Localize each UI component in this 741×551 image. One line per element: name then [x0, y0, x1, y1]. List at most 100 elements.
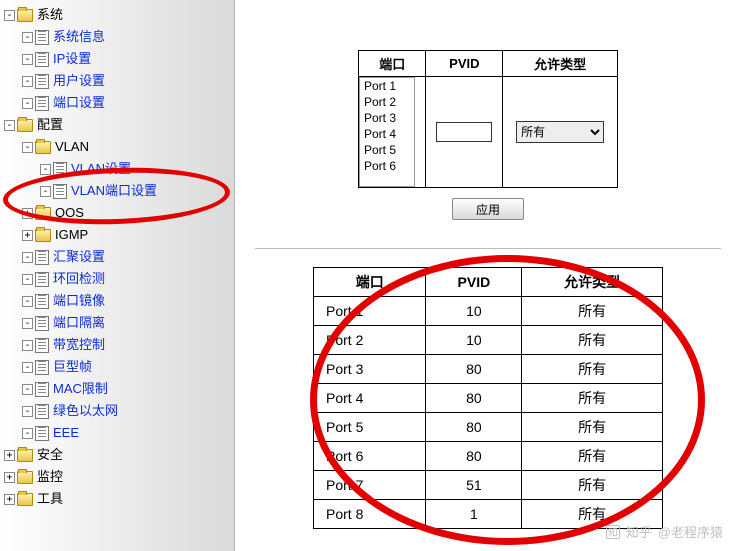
cell-pvid: 10 [426, 326, 522, 355]
nav-label: 用户设置 [53, 70, 105, 92]
expand-icon[interactable]: - [22, 142, 33, 153]
nav-trunk-settings[interactable]: -汇聚设置 [0, 246, 234, 268]
port-option[interactable]: Port 3 [360, 110, 414, 126]
table-row: Port 110所有 [314, 297, 663, 326]
allow-type-select[interactable]: 所有 [516, 121, 604, 143]
apply-button[interactable]: 应用 [452, 198, 524, 220]
nav-label: 带宽控制 [53, 334, 105, 356]
nav-label: 环回检测 [53, 268, 105, 290]
expand-icon[interactable]: - [22, 340, 33, 351]
page-icon [35, 382, 49, 397]
nav-vlan[interactable]: -VLAN [0, 136, 234, 158]
expand-icon[interactable]: - [22, 98, 33, 109]
nav-loop-detect[interactable]: - 环回检测 [0, 268, 234, 290]
nav-system[interactable]: - 系统 [0, 4, 234, 26]
nav-security[interactable]: + 安全 [0, 444, 234, 466]
page-icon [35, 316, 49, 331]
nav-label: 系统 [37, 4, 63, 26]
expand-icon[interactable]: - [22, 428, 33, 439]
nav-green-ethernet[interactable]: - 绿色以太网 [0, 400, 234, 422]
nav-label: 端口镜像 [53, 290, 105, 312]
expand-icon[interactable]: + [4, 494, 15, 505]
table-row: Port 210所有 [314, 326, 663, 355]
folder-icon [17, 9, 33, 22]
pvid-input[interactable] [436, 122, 492, 142]
nav-label: 绿色以太网 [53, 400, 118, 422]
expand-icon[interactable]: - [40, 164, 51, 175]
table-header-port: 端口 [314, 268, 426, 297]
page-icon [53, 184, 67, 199]
nav-user-settings[interactable]: - 用户设置 [0, 70, 234, 92]
page-icon [35, 360, 49, 375]
nav-system-info[interactable]: -系统信息 [0, 26, 234, 48]
cell-port: Port 8 [314, 500, 426, 529]
cell-port: Port 3 [314, 355, 426, 384]
page-icon [53, 162, 67, 177]
sidebar: -系统-系统信息-IP设置-用户设置-端口设置-配置-VLAN-VLAN设置-V… [0, 0, 235, 551]
watermark-author: @老程序猿 [658, 522, 723, 541]
expand-icon[interactable]: + [4, 472, 15, 483]
nav-port-isolation[interactable]: - 端口隔离 [0, 312, 234, 334]
expand-icon[interactable]: - [22, 384, 33, 395]
expand-icon[interactable]: - [4, 120, 15, 131]
nav-port-mirror[interactable]: - 端口镜像 [0, 290, 234, 312]
port-multiselect[interactable]: Port 1Port 2Port 3Port 4Port 5Port 6 [359, 77, 415, 187]
expand-icon[interactable]: - [22, 318, 33, 329]
cell-type: 所有 [522, 355, 663, 384]
nav-jumbo-frame[interactable]: -巨型帧 [0, 356, 234, 378]
cell-port: Port 2 [314, 326, 426, 355]
table-header-type: 允许类型 [522, 268, 663, 297]
nav-tools[interactable]: +工具 [0, 488, 234, 510]
nav-label: 监控 [37, 466, 63, 488]
nav-label: MAC限制 [53, 378, 108, 400]
page-icon [35, 30, 49, 45]
expand-icon[interactable]: - [40, 186, 51, 197]
table-row: Port 480所有 [314, 384, 663, 413]
cell-pvid: 80 [426, 355, 522, 384]
cell-pvid: 80 [426, 442, 522, 471]
port-option[interactable]: Port 5 [360, 142, 414, 158]
port-option[interactable]: Port 1 [360, 78, 414, 94]
page-icon [35, 426, 49, 441]
folder-icon [17, 119, 33, 132]
form-header-type: 允许类型 [503, 51, 618, 77]
cell-type: 所有 [522, 471, 663, 500]
expand-icon[interactable]: - [22, 296, 33, 307]
nav-ip-settings[interactable]: -IP设置 [0, 48, 234, 70]
table-row: Port 580所有 [314, 413, 663, 442]
expand-icon[interactable]: - [22, 406, 33, 417]
nav-vlan-settings[interactable]: -VLAN设置 [0, 158, 234, 180]
port-option[interactable]: Port 6 [360, 158, 414, 174]
form-header-port: 端口 [359, 51, 426, 77]
nav-bandwidth-control[interactable]: - 带宽控制 [0, 334, 234, 356]
nav-label: 端口隔离 [53, 312, 105, 334]
nav-port-settings[interactable]: -端口设置 [0, 92, 234, 114]
nav-mac-limit[interactable]: - MAC限制 [0, 378, 234, 400]
expand-icon[interactable]: - [22, 252, 33, 263]
nav-label: 配置 [37, 114, 63, 136]
page-icon [35, 404, 49, 419]
expand-icon[interactable]: + [22, 208, 33, 219]
folder-icon [35, 141, 51, 154]
nav-vlan-port-settings[interactable]: -VLAN端口设置 [0, 180, 234, 202]
nav-label: 安全 [37, 444, 63, 466]
nav-qos[interactable]: +QOS [0, 202, 234, 224]
nav-config[interactable]: - 配置 [0, 114, 234, 136]
expand-icon[interactable]: - [4, 10, 15, 21]
nav-eee[interactable]: -EEE [0, 422, 234, 444]
expand-icon[interactable]: - [22, 76, 33, 87]
folder-icon [17, 449, 33, 462]
nav-igmp[interactable]: +IGMP [0, 224, 234, 246]
expand-icon[interactable]: - [22, 54, 33, 65]
cell-port: Port 5 [314, 413, 426, 442]
expand-icon[interactable]: + [4, 450, 15, 461]
nav-monitor[interactable]: + 监控 [0, 466, 234, 488]
form-header-pvid: PVID [426, 51, 503, 77]
expand-icon[interactable]: - [22, 274, 33, 285]
expand-icon[interactable]: - [22, 32, 33, 43]
cell-type: 所有 [522, 297, 663, 326]
expand-icon[interactable]: + [22, 230, 33, 241]
port-option[interactable]: Port 2 [360, 94, 414, 110]
port-option[interactable]: Port 4 [360, 126, 414, 142]
expand-icon[interactable]: - [22, 362, 33, 373]
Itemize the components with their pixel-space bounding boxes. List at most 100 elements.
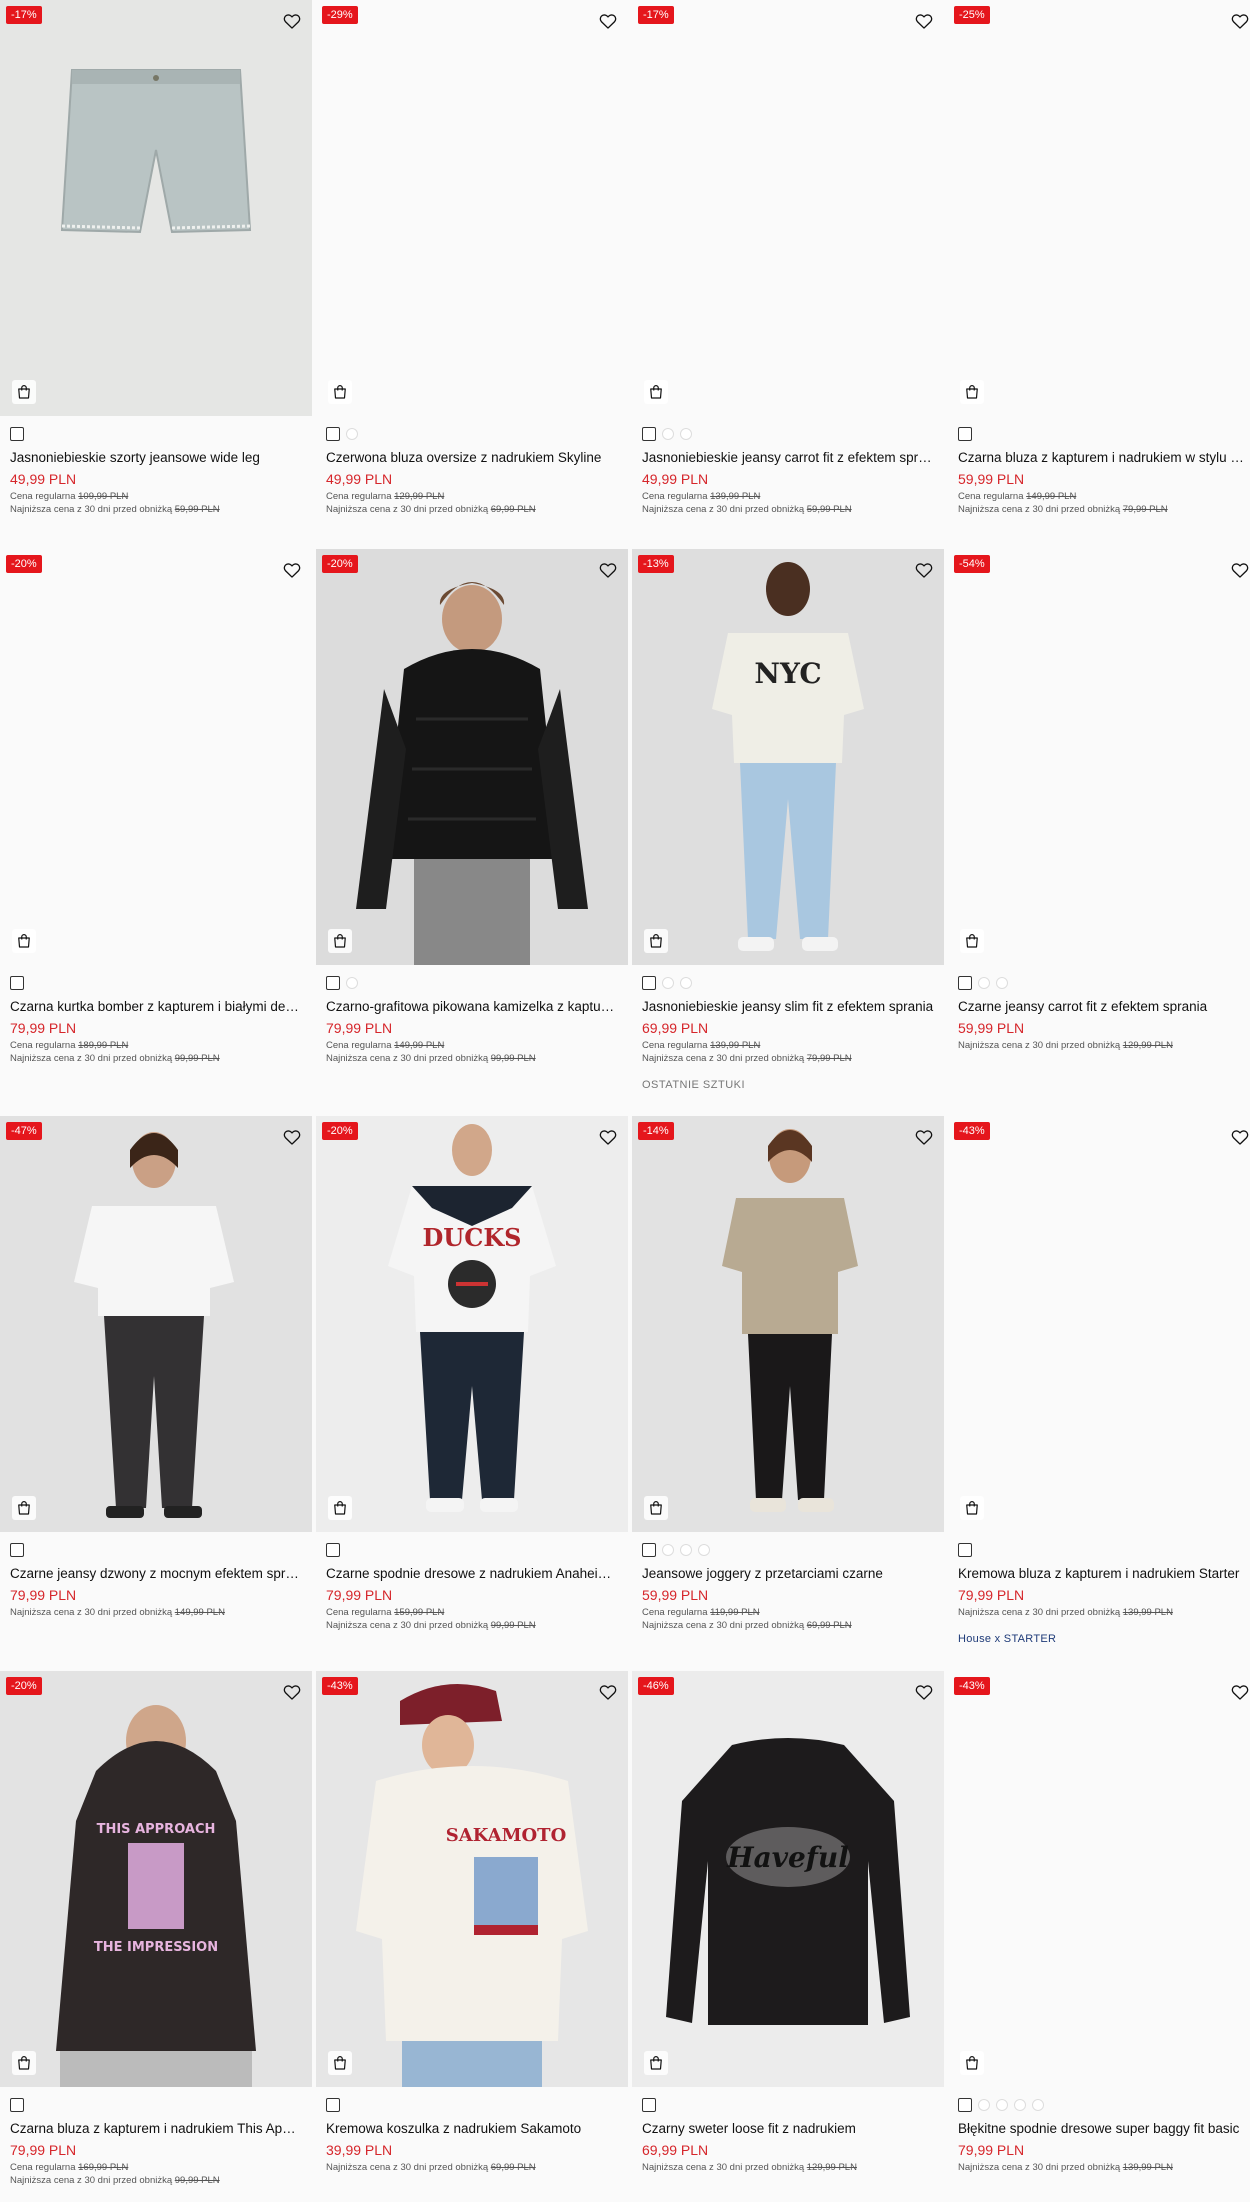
color-swatch[interactable] — [346, 428, 358, 440]
product-name[interactable]: Czarna kurtka bomber z kapturem i białym… — [10, 999, 302, 1014]
product-card[interactable]: SAKAMOTO -43% Kremowa koszulka z nadrukiem… — [316, 1671, 628, 2174]
product-name[interactable]: Czarne spodnie dresowe z nadrukiem Anahe… — [326, 1566, 618, 1581]
product-card[interactable]: NYC -13% Jasnoniebieskie jeansy slim fit z… — [632, 549, 944, 1091]
color-swatch[interactable] — [680, 1544, 692, 1556]
color-swatch[interactable] — [996, 977, 1008, 989]
heart-icon[interactable] — [282, 11, 302, 31]
product-name[interactable]: Czerwona bluza oversize z nadrukiem Skyl… — [326, 450, 618, 465]
heart-icon[interactable] — [914, 560, 934, 580]
shopping-bag-icon[interactable] — [960, 1496, 984, 1520]
color-swatch[interactable] — [662, 428, 674, 440]
product-image[interactable]: -43% — [948, 1116, 1250, 1532]
product-card[interactable]: -43% Błękitne spodnie dresowe super baggy… — [948, 1671, 1250, 2174]
product-image[interactable]: NYC -13% — [632, 549, 944, 965]
color-swatch[interactable] — [996, 2099, 1008, 2111]
color-swatch[interactable] — [978, 2099, 990, 2111]
heart-icon[interactable] — [1230, 11, 1250, 31]
color-swatch[interactable] — [326, 976, 340, 990]
product-name[interactable]: Jeansowe joggery z przetarciami czarne — [642, 1566, 934, 1581]
color-swatch[interactable] — [10, 976, 24, 990]
shopping-bag-icon[interactable] — [960, 929, 984, 953]
product-image[interactable]: -20% — [316, 549, 628, 965]
shopping-bag-icon[interactable] — [644, 1496, 668, 1520]
heart-icon[interactable] — [914, 11, 934, 31]
heart-icon[interactable] — [914, 1127, 934, 1147]
product-card[interactable]: -47% Czarne jeansy dzwony z mocnym efekte… — [0, 1116, 312, 1619]
color-swatch[interactable] — [958, 2098, 972, 2112]
color-swatch[interactable] — [10, 427, 24, 441]
color-swatch[interactable] — [958, 427, 972, 441]
color-swatch[interactable] — [662, 1544, 674, 1556]
color-swatch[interactable] — [698, 1544, 710, 1556]
product-name[interactable]: Czarny sweter loose fit z nadrukiem — [642, 2121, 934, 2136]
shopping-bag-icon[interactable] — [12, 929, 36, 953]
product-name[interactable]: Jasnoniebieskie jeansy carrot fit z efek… — [642, 450, 934, 465]
color-swatch[interactable] — [326, 1543, 340, 1557]
product-name[interactable]: Czarna bluza z kapturem i nadrukiem This… — [10, 2121, 302, 2136]
color-swatch[interactable] — [958, 1543, 972, 1557]
shopping-bag-icon[interactable] — [328, 1496, 352, 1520]
product-card[interactable]: -17% Jasnoniebieskie szorty jeansowe wide… — [0, 0, 312, 516]
shopping-bag-icon[interactable] — [644, 380, 668, 404]
product-name[interactable]: Czarno-grafitowa pikowana kamizelka z ka… — [326, 999, 618, 1014]
product-card[interactable]: -25% Czarna bluza z kapturem i nadrukiem … — [948, 0, 1250, 516]
product-name[interactable]: Czarna bluza z kapturem i nadrukiem w st… — [958, 450, 1250, 465]
color-swatch[interactable] — [680, 977, 692, 989]
shopping-bag-icon[interactable] — [644, 929, 668, 953]
color-swatch[interactable] — [978, 977, 990, 989]
product-card[interactable]: -29% Czerwona bluza oversize z nadrukiem … — [316, 0, 628, 516]
product-image[interactable]: -54% — [948, 549, 1250, 965]
product-image[interactable]: -17% — [632, 0, 944, 416]
shopping-bag-icon[interactable] — [12, 380, 36, 404]
product-image[interactable]: -29% — [316, 0, 628, 416]
product-card[interactable]: -43% Kremowa bluza z kapturem i nadrukiem… — [948, 1116, 1250, 1645]
product-card[interactable]: Haveful -46% Czarny sweter loose fit z nad… — [632, 1671, 944, 2174]
product-card[interactable]: -54% Czarne jeansy carrot fit z efektem s… — [948, 549, 1250, 1052]
shopping-bag-icon[interactable] — [328, 380, 352, 404]
shopping-bag-icon[interactable] — [644, 2051, 668, 2075]
color-swatch[interactable] — [642, 976, 656, 990]
product-card[interactable]: -20% Czarno-grafitowa pikowana kamizelka … — [316, 549, 628, 1065]
product-name[interactable]: Błękitne spodnie dresowe super baggy fit… — [958, 2121, 1250, 2136]
product-card[interactable]: -14% Jeansowe joggery z przetarciami czar… — [632, 1116, 944, 1632]
product-image[interactable]: -25% — [948, 0, 1250, 416]
heart-icon[interactable] — [1230, 560, 1250, 580]
color-swatch[interactable] — [1032, 2099, 1044, 2111]
product-card[interactable]: THIS APPROACH THE IMPRESSION -20% Czarna bl… — [0, 1671, 312, 2187]
color-swatch[interactable] — [326, 2098, 340, 2112]
product-card[interactable]: -17% Jasnoniebieskie jeansy carrot fit z … — [632, 0, 944, 516]
product-image[interactable]: Haveful -46% — [632, 1671, 944, 2087]
heart-icon[interactable] — [598, 1682, 618, 1702]
color-swatch[interactable] — [680, 428, 692, 440]
heart-icon[interactable] — [598, 560, 618, 580]
color-swatch[interactable] — [958, 976, 972, 990]
color-swatch[interactable] — [642, 2098, 656, 2112]
heart-icon[interactable] — [1230, 1682, 1250, 1702]
heart-icon[interactable] — [914, 1682, 934, 1702]
product-image[interactable]: -43% — [948, 1671, 1250, 2087]
color-swatch[interactable] — [1014, 2099, 1026, 2111]
shopping-bag-icon[interactable] — [960, 2051, 984, 2075]
color-swatch[interactable] — [326, 427, 340, 441]
product-name[interactable]: Czarne jeansy carrot fit z efektem spran… — [958, 999, 1250, 1014]
shopping-bag-icon[interactable] — [328, 2051, 352, 2075]
shopping-bag-icon[interactable] — [12, 1496, 36, 1520]
heart-icon[interactable] — [598, 1127, 618, 1147]
product-name[interactable]: Kremowa bluza z kapturem i nadrukiem Sta… — [958, 1566, 1250, 1581]
heart-icon[interactable] — [598, 11, 618, 31]
heart-icon[interactable] — [282, 1682, 302, 1702]
color-swatch[interactable] — [642, 1543, 656, 1557]
product-image[interactable]: SAKAMOTO -43% — [316, 1671, 628, 2087]
shopping-bag-icon[interactable] — [328, 929, 352, 953]
product-image[interactable]: DUCKS -20% — [316, 1116, 628, 1532]
heart-icon[interactable] — [282, 560, 302, 580]
product-name[interactable]: Jasnoniebieskie jeansy slim fit z efekte… — [642, 999, 934, 1014]
heart-icon[interactable] — [282, 1127, 302, 1147]
color-swatch[interactable] — [346, 977, 358, 989]
color-swatch[interactable] — [10, 1543, 24, 1557]
product-image[interactable]: -14% — [632, 1116, 944, 1532]
color-swatch[interactable] — [662, 977, 674, 989]
color-swatch[interactable] — [642, 427, 656, 441]
product-card[interactable]: -20% Czarna kurtka bomber z kapturem i bi… — [0, 549, 312, 1065]
product-name[interactable]: Jasnoniebieskie szorty jeansowe wide leg — [10, 450, 302, 465]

──────────────────────────────

### Task brief
Copy out everything from the line containing "color-swatch[interactable] — [346, 428, 358, 440]" down to the line containing "heart-icon[interactable] — [914, 560, 934, 580]", swapping "product-card" for "item-card" and leaving the rest of those lines unchanged.

### Solution
color-swatch[interactable] — [346, 428, 358, 440]
product-name[interactable]: Czarna kurtka bomber z kapturem i białym… — [10, 999, 302, 1014]
item-card[interactable]: SAKAMOTO -43% Kremowa koszulka z nadrukiem… — [316, 1671, 628, 2174]
product-name[interactable]: Czarne spodnie dresowe z nadrukiem Anahe… — [326, 1566, 618, 1581]
item-card[interactable]: NYC -13% Jasnoniebieskie jeansy slim fit z… — [632, 549, 944, 1091]
color-swatch[interactable] — [680, 1544, 692, 1556]
color-swatch[interactable] — [996, 977, 1008, 989]
heart-icon[interactable] — [282, 11, 302, 31]
product-name[interactable]: Czerwona bluza oversize z nadrukiem Skyl… — [326, 450, 618, 465]
heart-icon[interactable] — [914, 560, 934, 580]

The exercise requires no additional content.